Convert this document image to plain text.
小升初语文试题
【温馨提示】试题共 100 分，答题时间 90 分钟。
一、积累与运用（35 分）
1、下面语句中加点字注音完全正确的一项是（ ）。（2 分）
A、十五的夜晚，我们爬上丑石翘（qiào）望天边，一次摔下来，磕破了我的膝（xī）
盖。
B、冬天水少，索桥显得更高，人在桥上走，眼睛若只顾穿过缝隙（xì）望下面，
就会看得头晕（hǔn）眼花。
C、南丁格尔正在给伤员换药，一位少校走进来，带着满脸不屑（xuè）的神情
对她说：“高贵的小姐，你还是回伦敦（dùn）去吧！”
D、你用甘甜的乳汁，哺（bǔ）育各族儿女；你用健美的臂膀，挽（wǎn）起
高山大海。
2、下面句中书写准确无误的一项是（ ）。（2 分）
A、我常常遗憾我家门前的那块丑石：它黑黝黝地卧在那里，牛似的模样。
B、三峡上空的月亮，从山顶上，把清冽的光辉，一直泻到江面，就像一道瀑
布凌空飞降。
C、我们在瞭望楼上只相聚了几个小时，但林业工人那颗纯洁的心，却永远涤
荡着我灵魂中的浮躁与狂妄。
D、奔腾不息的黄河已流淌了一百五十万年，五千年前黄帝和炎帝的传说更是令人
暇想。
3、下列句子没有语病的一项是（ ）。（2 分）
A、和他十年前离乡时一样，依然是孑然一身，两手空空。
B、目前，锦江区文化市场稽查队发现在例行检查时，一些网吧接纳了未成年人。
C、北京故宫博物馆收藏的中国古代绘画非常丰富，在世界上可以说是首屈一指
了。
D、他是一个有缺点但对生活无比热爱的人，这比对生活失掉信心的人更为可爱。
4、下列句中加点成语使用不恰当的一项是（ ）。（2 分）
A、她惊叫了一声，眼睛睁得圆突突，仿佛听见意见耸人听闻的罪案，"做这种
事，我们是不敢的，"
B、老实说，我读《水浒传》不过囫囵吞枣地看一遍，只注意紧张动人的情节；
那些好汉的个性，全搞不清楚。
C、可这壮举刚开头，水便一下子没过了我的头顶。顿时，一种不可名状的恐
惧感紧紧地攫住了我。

**WHAT TO PRODUCE**
Word for word, write out the data.

**THE SOLUTION**
Convert this document image to plain text.
小升初语文试题
【温馨提示】试题共 100 分，答题时间 90 分钟。
一、积累与运用（35 分）
1、下面语句中加点字注音完全正确的一项是（ ）。（2 分）
A、十五的夜晚，我们爬上丑石翘（qiào）望天边，一次摔下来，磕破了我的膝（xī）
盖。
B、冬天水少，索桥显得更高，人在桥上走，眼睛若只顾穿过缝隙（xì）望下面，
就会看得头晕（hǔn）眼花。
C、南丁格尔正在给伤员换药，一位少校走进来，带着满脸不屑（xuè）的神情
对她说：“高贵的小姐，你还是回伦敦（dùn）去吧！”
D、你用甘甜的乳汁，哺（bǔ）育各族儿女；你用健美的臂膀，挽（wǎn）起
高山大海。
2、下面句中书写准确无误的一项是（ ）。（2 分）
A、我常常遗憾我家门前的那块丑石：它黑黝黝地卧在那里，牛似的模样。
B、三峡上空的月亮，从山顶上，把清冽的光辉，一直泻到江面，就像一道瀑
布凌空飞降。
C、我们在瞭望楼上只相聚了几个小时，但林业工人那颗纯洁的心，却永远涤
荡着我灵魂中的浮躁与狂妄。
D、奔腾不息的黄河已流淌了一百五十万年，五千年前黄帝和炎帝的传说更是令人
暇想。
3、下列句子没有语病的一项是（ ）。（2 分）
A、和他十年前离乡时一样，依然是孑然一身，两手空空。
B、目前，锦江区文化市场稽查队发现在例行检查时，一些网吧接纳了未成年人。
C、北京故宫博物馆收藏的中国古代绘画非常丰富，在世界上可以说是首屈一指
了。
D、他是一个有缺点但对生活无比热爱的人，这比对生活失掉信心的人更为可爱。
4、下列句中加点成语使用不恰当的一项是（ ）。（2 分）
A、她惊叫了一声，眼睛睁得圆突突，仿佛听见意见耸人听闻的罪案，"做这种
事，我们是不敢的，"
B、老实说，我读《水浒传》不过囫囵吞枣地看一遍，只注意紧张动人的情节；
那些好汉的个性，全搞不清楚。
C、可这壮举刚开头，水便一下子没过了我的头顶。顿时，一种不可名状的恐
惧感紧紧地攫住了我。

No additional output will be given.